[Data records]
※

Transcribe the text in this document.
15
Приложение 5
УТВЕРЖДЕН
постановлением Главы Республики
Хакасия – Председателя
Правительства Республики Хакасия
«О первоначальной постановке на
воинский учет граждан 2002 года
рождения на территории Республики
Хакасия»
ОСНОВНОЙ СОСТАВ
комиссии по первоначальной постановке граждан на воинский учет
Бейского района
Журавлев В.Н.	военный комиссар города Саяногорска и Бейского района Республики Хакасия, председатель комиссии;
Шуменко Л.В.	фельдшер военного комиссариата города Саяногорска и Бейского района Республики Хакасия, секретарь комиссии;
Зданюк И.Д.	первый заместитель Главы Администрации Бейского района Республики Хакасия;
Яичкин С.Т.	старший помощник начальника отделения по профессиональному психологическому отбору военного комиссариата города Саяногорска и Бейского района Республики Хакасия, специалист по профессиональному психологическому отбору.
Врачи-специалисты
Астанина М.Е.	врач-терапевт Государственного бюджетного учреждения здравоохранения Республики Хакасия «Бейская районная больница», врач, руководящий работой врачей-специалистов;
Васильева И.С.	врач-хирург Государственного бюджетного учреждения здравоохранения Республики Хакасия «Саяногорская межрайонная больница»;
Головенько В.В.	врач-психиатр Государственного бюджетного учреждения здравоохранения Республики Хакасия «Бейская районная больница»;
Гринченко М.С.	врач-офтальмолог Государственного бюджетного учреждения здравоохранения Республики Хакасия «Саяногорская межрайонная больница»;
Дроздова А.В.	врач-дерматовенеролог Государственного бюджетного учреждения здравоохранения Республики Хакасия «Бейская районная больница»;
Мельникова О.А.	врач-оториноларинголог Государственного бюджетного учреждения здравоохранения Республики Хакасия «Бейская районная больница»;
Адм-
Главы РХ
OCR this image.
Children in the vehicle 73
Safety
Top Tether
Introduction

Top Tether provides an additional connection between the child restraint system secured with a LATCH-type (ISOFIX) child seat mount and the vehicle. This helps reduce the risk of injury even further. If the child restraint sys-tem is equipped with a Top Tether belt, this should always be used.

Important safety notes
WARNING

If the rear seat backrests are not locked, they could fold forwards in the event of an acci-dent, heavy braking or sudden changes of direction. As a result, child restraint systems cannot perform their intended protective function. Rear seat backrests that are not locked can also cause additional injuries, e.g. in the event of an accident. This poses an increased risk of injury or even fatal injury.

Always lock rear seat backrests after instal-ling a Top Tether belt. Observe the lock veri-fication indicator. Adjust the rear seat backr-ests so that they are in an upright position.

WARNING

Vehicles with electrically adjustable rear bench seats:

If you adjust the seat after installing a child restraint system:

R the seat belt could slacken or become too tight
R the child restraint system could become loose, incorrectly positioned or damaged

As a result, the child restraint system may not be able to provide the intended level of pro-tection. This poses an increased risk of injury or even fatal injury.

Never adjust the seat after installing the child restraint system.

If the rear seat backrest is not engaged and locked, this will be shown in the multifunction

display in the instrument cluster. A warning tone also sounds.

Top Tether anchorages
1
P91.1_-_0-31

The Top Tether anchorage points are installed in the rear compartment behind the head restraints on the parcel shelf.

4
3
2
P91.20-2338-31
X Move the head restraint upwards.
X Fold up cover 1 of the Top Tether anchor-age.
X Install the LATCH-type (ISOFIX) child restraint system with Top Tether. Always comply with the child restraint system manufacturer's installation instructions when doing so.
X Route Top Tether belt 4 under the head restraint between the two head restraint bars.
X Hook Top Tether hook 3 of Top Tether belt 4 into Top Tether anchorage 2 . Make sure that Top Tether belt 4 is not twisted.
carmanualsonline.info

※

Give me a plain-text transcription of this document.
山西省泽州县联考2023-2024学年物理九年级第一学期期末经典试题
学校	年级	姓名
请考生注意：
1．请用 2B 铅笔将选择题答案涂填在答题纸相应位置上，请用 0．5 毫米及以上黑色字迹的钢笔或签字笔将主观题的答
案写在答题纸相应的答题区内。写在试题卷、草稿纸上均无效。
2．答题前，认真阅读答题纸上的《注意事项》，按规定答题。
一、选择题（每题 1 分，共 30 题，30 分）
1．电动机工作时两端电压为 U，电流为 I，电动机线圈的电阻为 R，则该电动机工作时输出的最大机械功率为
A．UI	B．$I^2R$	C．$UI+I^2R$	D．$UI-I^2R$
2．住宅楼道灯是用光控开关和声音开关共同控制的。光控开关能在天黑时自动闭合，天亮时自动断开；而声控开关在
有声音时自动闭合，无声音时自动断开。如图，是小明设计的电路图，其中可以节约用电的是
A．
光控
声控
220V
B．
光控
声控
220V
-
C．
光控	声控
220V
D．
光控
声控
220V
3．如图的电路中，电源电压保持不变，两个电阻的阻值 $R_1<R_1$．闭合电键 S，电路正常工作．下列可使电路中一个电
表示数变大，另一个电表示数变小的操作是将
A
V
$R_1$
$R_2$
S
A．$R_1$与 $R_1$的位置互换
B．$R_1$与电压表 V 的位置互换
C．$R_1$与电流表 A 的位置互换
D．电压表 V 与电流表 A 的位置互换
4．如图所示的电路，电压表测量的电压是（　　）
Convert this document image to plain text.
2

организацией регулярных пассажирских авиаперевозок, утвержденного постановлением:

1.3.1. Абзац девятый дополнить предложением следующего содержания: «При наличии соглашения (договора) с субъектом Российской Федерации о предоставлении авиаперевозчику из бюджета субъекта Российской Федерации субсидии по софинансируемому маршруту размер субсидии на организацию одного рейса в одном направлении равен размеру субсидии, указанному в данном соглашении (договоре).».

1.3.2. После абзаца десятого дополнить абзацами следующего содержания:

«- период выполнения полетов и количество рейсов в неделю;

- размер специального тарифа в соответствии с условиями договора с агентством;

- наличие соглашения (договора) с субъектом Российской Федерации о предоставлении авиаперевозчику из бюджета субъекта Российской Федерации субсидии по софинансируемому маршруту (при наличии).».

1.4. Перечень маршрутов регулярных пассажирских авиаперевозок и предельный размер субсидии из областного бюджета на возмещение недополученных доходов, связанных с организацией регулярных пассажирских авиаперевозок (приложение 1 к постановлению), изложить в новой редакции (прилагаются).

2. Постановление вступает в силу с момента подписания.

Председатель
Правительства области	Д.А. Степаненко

※

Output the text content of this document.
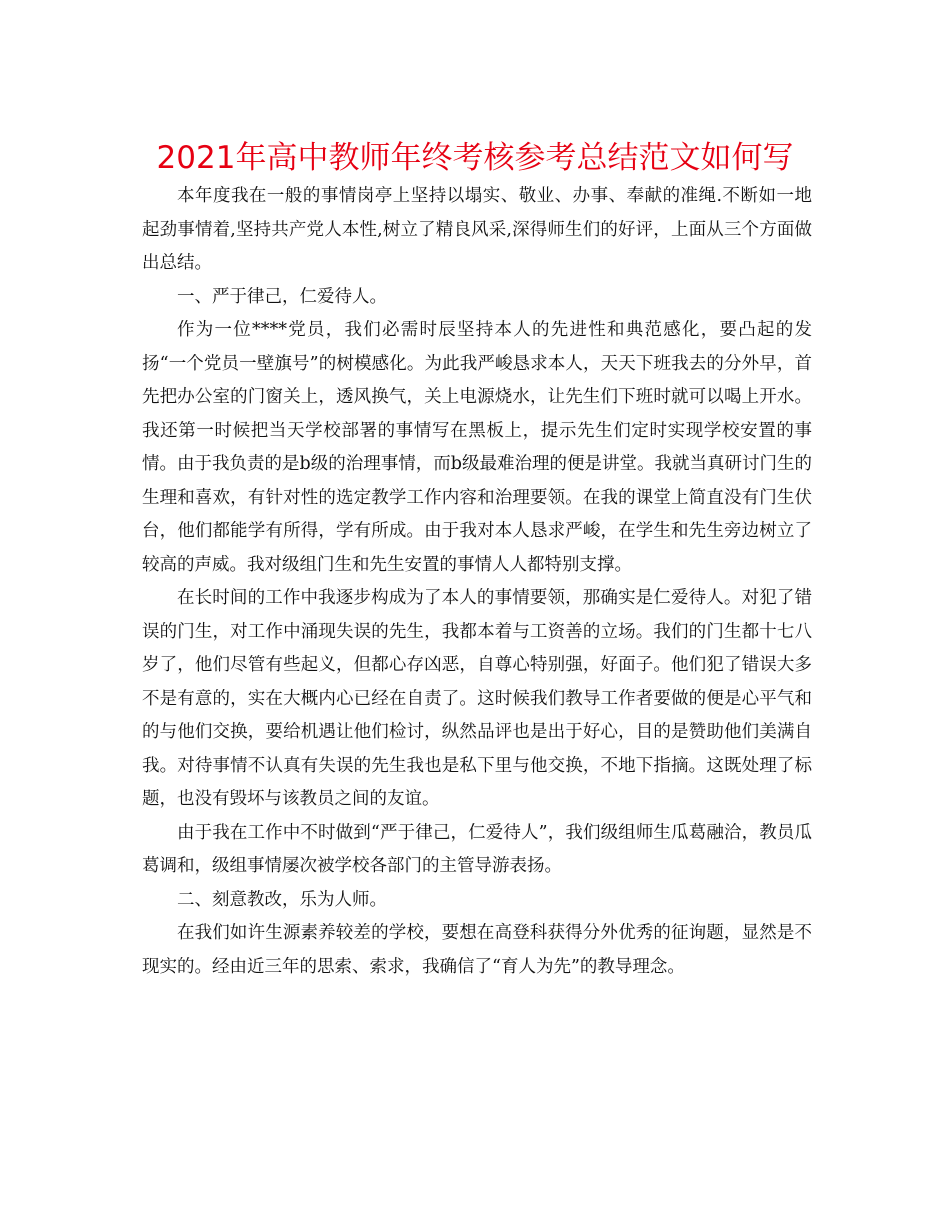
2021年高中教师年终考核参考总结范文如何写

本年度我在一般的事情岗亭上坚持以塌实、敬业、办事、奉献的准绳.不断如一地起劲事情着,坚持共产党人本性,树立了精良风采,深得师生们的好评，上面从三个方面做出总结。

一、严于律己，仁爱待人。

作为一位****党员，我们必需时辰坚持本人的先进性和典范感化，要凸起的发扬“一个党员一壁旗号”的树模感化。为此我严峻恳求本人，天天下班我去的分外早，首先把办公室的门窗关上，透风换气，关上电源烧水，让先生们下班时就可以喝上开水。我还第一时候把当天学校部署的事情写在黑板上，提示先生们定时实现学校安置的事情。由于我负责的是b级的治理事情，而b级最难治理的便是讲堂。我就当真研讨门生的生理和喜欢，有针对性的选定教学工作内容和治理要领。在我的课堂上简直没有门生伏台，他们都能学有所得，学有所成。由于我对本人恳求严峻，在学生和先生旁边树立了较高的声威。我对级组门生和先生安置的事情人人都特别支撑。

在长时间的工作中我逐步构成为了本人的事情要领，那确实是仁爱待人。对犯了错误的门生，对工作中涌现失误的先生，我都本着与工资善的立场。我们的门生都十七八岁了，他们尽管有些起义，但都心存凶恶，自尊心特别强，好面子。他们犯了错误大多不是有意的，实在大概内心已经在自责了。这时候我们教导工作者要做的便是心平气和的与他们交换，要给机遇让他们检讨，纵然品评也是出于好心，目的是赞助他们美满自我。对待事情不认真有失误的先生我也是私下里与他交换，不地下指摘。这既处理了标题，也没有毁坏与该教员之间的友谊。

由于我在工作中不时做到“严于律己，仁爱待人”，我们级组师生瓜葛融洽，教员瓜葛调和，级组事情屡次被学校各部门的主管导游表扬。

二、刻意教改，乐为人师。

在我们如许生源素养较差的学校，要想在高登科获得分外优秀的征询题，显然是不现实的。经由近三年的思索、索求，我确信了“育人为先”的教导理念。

※

> _Task goal_: Pick out every line holding the string "image" and return it.

> _Response to this exercise_:
OCR this image.
Convert this document image to plain text.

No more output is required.